*TASK TO COMPLETE:* Copy each line of the material below that includes the string "will".

(Part of a data file)
══════════
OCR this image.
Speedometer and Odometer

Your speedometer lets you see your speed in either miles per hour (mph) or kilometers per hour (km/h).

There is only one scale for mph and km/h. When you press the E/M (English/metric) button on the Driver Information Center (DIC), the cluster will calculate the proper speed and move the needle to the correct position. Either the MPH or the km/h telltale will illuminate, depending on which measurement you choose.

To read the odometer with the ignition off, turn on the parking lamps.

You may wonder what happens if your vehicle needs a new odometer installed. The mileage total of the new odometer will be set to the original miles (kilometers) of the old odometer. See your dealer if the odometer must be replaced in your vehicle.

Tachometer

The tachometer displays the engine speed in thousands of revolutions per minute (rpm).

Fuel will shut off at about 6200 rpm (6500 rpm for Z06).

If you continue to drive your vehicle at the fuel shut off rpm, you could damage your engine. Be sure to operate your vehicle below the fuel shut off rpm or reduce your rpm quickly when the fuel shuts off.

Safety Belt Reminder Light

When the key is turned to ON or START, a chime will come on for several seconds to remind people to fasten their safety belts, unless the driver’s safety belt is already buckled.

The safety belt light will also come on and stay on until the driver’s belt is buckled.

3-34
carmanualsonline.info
══════════
*TASK SOLUTION:*
There is only one scale for mph and km/h. When you press the E/M (English/metric) button on the Driver Information Center (DIC), the cluster will calculate the proper speed and move the needle to the correct position. Either the MPH or the km/h telltale will illuminate, depending on which measurement you choose.
You may wonder what happens if your vehicle needs a new odometer installed. The mileage total of the new odometer will be set to the original miles (kilometers) of the old odometer. See your dealer if the odometer must be replaced in your vehicle.
Fuel will shut off at about 6200 rpm (6500 rpm for Z06).
When the key is turned to ON or START, a chime will come on for several seconds to remind people to fasten their safety belts, unless the driver’s safety belt is already buckled.
The safety belt light will also come on and stay on until the driver’s belt is buckled.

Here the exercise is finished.